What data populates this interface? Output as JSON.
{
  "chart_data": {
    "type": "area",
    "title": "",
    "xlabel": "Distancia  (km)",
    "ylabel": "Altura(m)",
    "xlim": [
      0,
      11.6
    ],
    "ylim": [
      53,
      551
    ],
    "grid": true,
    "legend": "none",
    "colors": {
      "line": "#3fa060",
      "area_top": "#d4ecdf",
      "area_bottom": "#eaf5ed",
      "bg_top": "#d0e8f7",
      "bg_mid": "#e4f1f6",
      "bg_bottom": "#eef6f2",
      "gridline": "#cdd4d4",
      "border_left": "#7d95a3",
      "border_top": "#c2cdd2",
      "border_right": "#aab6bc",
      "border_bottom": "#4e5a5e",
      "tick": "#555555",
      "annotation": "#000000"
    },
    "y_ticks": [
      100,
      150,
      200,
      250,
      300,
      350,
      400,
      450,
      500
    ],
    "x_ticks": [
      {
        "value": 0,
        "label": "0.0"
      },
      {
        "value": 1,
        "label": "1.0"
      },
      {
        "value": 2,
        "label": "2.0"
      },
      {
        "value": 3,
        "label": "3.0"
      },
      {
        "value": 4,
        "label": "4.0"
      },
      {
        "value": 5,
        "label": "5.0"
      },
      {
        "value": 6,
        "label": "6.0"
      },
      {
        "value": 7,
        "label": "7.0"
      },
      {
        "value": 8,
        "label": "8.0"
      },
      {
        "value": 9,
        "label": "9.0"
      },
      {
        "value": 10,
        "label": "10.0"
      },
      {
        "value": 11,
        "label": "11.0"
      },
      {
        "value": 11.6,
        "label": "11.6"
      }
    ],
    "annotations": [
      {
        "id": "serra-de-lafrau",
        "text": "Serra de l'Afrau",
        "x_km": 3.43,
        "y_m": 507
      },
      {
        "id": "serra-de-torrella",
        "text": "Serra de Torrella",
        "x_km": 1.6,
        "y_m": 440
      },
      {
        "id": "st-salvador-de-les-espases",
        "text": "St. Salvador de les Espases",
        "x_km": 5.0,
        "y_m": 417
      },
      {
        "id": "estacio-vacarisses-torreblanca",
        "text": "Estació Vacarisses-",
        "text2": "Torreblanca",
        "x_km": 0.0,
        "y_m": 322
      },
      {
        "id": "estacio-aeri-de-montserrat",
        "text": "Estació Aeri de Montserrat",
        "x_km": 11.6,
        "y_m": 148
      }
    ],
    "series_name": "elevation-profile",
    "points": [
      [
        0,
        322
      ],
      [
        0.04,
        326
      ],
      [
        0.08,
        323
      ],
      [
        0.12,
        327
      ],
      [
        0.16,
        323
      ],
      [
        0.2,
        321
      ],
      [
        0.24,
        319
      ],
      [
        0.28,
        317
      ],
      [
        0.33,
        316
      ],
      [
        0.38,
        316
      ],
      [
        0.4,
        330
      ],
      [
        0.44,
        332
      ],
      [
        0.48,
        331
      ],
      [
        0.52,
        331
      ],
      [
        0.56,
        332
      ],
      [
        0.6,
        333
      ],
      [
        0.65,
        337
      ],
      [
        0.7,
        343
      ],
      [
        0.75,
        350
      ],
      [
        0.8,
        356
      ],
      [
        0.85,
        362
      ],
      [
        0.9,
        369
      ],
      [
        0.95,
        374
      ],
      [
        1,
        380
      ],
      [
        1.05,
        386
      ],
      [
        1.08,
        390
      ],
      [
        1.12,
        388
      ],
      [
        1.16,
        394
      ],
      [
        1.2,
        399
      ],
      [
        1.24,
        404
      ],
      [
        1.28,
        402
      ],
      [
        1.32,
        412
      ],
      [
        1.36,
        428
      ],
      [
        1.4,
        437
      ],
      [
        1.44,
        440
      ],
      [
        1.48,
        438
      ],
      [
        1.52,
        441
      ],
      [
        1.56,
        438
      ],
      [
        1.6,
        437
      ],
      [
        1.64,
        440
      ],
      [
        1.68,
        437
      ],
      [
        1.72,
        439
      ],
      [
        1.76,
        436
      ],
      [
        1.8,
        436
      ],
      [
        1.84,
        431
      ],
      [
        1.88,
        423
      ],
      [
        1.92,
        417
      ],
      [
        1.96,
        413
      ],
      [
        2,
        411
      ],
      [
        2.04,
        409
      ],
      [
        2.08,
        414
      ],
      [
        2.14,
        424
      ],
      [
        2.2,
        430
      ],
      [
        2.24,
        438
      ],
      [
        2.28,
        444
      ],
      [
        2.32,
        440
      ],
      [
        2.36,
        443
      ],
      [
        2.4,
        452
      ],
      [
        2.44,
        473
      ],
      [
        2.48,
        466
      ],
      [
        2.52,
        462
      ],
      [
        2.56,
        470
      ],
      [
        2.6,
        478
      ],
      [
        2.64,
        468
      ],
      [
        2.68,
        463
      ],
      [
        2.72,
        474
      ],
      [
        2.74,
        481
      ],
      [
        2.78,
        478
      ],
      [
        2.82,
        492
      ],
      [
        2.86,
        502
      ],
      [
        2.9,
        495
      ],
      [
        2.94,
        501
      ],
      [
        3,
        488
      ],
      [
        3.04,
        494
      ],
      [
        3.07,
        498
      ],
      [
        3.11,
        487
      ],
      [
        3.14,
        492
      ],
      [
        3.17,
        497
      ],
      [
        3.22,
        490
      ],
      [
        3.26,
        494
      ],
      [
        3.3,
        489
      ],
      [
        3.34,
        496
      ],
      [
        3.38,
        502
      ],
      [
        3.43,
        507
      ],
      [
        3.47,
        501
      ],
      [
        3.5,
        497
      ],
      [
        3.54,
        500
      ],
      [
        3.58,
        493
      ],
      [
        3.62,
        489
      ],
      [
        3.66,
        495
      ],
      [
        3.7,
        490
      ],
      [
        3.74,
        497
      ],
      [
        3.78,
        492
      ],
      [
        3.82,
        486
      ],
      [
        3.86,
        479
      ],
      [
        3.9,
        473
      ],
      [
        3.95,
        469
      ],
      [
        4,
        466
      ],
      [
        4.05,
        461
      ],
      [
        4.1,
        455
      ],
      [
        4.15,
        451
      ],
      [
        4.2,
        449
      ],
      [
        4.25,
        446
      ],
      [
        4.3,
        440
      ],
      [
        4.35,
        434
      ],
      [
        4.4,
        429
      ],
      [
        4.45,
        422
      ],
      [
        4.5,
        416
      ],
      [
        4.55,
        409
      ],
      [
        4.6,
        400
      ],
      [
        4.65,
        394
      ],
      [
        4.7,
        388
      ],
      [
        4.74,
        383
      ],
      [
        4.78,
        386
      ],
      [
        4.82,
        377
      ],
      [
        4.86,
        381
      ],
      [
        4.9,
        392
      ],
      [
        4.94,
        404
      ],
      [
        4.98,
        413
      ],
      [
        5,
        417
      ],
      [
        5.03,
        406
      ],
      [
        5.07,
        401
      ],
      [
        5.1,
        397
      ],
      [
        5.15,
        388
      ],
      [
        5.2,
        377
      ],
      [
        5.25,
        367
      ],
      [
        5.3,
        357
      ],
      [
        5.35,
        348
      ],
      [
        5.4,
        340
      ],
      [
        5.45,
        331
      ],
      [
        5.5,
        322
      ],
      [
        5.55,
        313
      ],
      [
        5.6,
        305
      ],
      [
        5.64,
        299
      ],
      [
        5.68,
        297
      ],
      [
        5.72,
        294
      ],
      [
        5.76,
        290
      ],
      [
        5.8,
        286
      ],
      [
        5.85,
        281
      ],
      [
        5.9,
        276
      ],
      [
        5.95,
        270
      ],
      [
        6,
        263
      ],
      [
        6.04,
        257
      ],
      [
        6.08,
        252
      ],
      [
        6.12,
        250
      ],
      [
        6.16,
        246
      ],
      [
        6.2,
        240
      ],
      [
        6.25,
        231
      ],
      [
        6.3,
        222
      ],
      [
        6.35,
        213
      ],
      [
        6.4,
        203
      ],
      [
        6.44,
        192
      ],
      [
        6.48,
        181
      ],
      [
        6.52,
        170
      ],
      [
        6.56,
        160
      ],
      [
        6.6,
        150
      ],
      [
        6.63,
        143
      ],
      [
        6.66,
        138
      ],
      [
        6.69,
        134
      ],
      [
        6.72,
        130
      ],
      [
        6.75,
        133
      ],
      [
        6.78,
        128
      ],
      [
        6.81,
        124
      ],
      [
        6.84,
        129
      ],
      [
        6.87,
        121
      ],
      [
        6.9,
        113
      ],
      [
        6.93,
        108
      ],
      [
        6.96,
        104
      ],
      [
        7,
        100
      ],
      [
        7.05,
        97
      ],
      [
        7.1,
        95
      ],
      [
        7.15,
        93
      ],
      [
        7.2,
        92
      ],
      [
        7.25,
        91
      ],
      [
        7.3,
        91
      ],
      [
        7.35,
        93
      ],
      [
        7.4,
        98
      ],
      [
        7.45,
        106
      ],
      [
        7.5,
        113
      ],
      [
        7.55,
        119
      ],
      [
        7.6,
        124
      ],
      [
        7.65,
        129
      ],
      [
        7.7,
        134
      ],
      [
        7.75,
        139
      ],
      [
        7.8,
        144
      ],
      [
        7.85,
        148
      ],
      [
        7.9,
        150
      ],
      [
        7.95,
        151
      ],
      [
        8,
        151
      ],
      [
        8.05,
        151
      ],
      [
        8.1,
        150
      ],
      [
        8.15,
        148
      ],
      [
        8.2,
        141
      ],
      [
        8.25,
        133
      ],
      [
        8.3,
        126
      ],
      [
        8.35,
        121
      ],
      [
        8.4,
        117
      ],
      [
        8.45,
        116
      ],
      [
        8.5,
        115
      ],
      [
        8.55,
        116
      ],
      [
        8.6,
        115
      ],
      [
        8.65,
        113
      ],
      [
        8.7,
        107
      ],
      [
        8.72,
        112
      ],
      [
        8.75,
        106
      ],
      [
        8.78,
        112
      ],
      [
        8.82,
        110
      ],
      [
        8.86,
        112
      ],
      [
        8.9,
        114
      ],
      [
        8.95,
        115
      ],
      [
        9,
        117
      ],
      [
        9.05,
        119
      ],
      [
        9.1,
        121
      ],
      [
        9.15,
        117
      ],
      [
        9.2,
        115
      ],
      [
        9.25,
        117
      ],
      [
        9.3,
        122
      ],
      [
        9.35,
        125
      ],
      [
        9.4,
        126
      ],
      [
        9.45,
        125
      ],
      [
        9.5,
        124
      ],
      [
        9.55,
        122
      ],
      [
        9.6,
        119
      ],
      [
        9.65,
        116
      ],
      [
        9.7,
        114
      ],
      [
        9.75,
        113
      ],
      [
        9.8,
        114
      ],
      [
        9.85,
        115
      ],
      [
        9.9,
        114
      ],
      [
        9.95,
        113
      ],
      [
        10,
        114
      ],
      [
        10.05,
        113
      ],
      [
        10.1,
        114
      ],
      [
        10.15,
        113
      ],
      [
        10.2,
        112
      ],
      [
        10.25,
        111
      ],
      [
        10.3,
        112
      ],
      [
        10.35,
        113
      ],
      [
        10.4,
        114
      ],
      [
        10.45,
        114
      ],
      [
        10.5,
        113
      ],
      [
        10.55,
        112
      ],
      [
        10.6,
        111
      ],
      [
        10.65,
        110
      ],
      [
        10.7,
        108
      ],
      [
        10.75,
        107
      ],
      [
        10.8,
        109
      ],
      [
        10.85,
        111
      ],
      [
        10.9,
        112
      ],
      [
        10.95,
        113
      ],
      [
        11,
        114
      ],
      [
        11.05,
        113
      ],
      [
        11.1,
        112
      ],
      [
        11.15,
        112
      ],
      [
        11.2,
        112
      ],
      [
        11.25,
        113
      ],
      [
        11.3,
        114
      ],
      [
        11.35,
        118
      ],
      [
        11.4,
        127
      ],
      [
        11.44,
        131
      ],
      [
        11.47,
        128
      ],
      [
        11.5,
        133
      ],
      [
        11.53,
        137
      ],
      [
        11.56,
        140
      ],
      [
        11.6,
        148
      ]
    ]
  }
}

————————

**Problem**
Go over the records above and tally the lines with the word "Estació" in them. Give the number alone.

**Exercise result**
2